■ **Set task**:
In the listing below, locate the lines that hold "cortina" and copy them.

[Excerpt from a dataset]
+-------+

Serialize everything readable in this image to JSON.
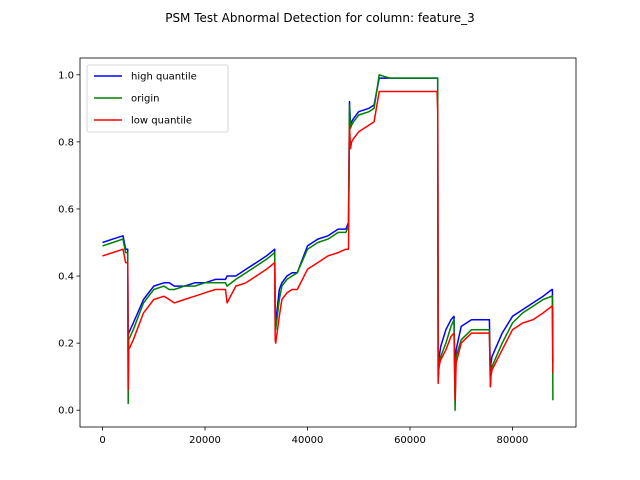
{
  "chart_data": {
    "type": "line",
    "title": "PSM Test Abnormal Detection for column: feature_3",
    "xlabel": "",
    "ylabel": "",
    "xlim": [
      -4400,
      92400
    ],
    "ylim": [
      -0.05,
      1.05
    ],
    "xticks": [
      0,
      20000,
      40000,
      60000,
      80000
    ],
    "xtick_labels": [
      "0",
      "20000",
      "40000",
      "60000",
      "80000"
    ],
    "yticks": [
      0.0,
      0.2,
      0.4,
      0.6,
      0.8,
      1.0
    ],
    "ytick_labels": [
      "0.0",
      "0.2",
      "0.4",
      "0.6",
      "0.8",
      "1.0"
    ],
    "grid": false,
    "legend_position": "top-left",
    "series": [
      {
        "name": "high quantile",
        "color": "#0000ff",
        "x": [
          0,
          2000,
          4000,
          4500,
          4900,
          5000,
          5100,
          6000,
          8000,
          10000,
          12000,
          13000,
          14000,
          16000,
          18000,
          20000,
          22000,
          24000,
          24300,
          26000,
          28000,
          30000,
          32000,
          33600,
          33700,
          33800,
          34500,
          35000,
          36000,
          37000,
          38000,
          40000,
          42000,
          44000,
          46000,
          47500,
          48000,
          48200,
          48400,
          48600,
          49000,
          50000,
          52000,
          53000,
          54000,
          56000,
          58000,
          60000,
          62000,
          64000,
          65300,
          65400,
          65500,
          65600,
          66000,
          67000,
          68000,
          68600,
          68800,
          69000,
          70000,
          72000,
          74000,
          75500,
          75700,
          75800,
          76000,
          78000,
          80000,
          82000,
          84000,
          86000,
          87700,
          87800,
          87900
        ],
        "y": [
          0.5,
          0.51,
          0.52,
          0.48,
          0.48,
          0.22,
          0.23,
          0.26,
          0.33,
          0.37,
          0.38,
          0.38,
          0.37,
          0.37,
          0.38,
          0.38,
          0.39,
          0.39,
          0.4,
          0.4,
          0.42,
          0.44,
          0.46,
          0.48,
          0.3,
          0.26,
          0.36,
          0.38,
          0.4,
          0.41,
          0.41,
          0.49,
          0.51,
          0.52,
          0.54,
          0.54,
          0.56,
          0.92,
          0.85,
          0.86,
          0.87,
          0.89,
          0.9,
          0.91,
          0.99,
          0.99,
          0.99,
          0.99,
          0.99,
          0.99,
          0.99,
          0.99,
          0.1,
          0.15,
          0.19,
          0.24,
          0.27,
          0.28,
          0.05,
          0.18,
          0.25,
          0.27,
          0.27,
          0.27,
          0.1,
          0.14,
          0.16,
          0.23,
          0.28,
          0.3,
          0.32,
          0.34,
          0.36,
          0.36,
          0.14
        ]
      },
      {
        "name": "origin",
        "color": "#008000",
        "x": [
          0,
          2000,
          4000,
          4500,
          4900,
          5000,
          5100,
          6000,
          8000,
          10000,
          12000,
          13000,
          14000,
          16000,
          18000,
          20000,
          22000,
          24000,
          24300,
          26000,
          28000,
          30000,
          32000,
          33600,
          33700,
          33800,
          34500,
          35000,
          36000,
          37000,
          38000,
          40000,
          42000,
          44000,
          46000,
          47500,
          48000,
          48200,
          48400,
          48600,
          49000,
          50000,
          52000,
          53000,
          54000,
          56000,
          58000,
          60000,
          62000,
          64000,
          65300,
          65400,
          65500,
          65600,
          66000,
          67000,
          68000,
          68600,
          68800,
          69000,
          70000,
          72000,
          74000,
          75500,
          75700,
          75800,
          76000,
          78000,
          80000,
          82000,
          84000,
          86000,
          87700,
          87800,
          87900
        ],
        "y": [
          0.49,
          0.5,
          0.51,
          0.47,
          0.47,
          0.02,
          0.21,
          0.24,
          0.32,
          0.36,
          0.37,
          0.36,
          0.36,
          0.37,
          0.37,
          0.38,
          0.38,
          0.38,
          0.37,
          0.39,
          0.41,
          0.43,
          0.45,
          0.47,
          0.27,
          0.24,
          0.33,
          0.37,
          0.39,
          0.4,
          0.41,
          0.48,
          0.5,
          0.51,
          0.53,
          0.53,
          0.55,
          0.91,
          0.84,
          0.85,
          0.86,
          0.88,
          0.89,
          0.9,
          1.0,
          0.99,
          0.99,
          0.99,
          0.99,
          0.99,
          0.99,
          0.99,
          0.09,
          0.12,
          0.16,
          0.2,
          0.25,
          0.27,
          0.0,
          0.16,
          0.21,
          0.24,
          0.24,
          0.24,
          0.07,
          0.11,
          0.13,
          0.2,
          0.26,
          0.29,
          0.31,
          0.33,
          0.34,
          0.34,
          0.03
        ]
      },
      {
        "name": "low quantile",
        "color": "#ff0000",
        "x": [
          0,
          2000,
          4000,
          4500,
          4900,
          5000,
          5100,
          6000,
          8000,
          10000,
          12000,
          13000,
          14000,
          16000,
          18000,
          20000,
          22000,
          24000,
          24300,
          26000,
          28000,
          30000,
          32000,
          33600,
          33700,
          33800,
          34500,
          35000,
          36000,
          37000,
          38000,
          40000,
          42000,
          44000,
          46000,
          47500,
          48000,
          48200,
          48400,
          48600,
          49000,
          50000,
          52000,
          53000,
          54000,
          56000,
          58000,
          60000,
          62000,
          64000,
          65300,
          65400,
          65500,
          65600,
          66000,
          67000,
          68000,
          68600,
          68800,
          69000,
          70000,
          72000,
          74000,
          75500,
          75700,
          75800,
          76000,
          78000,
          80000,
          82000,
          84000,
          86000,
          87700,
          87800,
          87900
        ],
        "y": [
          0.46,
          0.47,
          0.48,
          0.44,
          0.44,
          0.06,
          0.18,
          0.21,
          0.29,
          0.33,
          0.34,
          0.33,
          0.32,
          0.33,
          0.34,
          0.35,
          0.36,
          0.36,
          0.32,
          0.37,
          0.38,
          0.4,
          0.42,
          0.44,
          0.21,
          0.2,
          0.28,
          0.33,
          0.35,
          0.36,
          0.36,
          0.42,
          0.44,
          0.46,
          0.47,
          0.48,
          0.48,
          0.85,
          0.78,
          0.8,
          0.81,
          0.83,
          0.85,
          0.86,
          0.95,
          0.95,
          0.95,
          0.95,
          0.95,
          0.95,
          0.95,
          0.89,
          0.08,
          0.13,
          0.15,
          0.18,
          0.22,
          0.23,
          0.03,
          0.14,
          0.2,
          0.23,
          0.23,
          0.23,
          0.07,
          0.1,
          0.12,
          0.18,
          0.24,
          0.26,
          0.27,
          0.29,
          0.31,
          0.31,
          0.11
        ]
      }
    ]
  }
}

+-------+

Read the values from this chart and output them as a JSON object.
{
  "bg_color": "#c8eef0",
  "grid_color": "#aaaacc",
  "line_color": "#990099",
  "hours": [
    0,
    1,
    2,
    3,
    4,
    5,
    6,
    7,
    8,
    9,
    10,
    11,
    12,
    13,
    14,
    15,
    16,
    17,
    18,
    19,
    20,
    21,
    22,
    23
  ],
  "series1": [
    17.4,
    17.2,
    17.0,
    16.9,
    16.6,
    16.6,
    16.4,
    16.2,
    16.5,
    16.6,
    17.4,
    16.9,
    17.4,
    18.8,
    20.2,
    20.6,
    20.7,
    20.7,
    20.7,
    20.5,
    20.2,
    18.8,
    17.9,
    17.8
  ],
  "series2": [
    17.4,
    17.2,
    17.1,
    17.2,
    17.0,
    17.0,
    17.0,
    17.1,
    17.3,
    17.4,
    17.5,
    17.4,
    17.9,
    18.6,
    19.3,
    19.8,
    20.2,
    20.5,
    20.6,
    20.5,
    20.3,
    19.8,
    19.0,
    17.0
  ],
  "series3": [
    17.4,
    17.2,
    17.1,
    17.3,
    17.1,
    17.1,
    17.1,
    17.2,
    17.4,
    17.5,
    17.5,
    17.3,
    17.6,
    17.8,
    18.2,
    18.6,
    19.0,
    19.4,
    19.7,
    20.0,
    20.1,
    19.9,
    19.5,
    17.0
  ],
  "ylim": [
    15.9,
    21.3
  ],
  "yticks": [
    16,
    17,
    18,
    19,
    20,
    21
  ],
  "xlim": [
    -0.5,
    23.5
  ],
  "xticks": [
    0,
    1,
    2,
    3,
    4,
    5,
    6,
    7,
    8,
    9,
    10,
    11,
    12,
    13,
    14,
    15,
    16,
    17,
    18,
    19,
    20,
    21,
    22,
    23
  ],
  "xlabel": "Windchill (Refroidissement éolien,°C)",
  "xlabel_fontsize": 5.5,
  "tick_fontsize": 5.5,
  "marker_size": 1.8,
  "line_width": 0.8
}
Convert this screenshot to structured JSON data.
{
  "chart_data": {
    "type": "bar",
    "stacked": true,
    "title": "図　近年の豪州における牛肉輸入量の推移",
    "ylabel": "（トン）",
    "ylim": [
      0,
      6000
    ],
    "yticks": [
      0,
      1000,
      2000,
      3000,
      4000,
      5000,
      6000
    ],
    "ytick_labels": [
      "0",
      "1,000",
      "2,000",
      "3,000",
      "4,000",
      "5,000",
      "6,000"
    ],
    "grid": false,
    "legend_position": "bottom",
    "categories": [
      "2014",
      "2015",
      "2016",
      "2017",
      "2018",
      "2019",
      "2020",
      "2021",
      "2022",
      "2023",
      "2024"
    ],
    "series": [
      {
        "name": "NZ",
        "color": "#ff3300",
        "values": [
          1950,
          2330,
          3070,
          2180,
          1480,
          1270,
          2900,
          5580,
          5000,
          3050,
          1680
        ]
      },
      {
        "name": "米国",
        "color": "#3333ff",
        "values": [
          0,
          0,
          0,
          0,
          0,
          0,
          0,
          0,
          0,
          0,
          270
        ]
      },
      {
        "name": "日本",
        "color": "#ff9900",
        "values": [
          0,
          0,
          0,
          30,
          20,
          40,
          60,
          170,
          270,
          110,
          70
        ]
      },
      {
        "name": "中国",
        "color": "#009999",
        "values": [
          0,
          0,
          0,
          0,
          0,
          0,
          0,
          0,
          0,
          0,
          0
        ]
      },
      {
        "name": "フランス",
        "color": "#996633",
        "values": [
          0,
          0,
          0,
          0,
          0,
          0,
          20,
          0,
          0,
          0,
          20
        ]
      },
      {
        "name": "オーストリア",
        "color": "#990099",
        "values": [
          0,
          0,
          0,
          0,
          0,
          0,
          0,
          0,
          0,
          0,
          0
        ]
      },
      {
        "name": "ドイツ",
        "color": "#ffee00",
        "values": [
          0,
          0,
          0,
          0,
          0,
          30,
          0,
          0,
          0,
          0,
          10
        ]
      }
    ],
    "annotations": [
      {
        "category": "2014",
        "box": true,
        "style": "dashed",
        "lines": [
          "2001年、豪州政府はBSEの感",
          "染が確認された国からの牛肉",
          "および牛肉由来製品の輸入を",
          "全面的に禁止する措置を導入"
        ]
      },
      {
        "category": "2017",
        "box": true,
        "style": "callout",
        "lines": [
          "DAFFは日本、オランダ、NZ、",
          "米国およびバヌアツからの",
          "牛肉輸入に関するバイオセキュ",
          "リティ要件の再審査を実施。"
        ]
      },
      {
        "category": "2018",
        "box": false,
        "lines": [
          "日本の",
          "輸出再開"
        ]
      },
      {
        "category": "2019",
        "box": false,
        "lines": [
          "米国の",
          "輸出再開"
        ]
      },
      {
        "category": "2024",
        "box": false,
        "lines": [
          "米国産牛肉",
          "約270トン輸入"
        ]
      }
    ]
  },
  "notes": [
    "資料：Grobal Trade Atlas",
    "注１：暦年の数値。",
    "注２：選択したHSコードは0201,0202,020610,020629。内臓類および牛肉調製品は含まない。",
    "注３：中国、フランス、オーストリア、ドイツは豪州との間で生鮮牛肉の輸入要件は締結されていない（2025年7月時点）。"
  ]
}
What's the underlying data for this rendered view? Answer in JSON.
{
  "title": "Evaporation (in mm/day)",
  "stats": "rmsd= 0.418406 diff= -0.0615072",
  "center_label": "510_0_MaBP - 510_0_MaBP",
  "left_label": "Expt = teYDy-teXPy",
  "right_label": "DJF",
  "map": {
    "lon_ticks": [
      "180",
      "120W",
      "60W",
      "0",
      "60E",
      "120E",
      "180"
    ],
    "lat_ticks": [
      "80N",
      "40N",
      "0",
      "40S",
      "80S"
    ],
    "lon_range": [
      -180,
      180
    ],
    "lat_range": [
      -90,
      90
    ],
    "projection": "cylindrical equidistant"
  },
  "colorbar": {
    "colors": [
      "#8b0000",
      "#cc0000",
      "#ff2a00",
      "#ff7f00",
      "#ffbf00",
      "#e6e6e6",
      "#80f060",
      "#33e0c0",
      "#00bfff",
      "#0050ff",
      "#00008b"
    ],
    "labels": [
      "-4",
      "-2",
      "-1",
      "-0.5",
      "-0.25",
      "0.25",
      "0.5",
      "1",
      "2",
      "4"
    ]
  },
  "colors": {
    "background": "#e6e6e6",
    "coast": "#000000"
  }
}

+-------+

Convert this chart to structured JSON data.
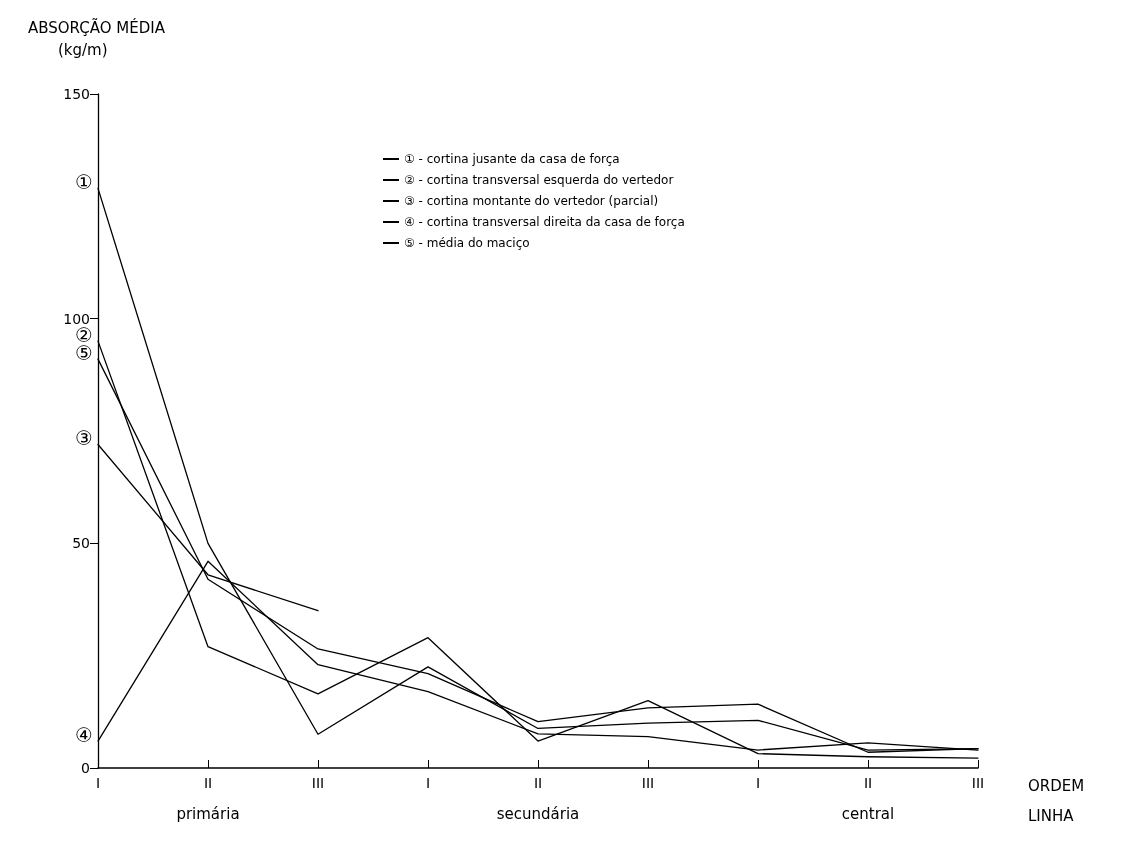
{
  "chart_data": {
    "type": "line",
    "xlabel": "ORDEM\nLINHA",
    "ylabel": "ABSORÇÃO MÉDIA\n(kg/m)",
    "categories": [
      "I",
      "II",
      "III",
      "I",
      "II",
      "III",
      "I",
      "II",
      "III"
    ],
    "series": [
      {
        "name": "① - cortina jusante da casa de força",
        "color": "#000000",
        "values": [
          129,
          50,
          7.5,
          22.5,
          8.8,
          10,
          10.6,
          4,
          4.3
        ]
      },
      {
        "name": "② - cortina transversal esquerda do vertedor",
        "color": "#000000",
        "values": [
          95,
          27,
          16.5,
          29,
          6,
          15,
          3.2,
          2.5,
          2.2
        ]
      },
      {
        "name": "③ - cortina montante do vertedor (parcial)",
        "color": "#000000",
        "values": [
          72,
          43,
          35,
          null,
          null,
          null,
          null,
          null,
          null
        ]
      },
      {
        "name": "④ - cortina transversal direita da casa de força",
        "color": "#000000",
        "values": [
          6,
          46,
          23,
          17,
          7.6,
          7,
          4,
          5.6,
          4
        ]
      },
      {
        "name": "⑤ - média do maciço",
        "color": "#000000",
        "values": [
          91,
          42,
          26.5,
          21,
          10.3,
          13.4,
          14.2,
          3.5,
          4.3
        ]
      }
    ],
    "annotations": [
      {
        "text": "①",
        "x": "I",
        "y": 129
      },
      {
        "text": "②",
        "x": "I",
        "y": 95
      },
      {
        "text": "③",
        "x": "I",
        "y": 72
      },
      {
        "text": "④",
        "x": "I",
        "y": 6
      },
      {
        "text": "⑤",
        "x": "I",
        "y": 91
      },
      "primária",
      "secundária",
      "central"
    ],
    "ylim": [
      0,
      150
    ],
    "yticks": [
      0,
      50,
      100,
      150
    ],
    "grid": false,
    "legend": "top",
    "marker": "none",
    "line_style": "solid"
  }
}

+-------+

■ **Output**:
        "name": "① - cortina jusante da casa de força",
        "name": "② - cortina transversal esquerda do vertedor",
        "name": "③ - cortina montante do vertedor (parcial)",
        "name": "④ - cortina transversal direita da casa de força",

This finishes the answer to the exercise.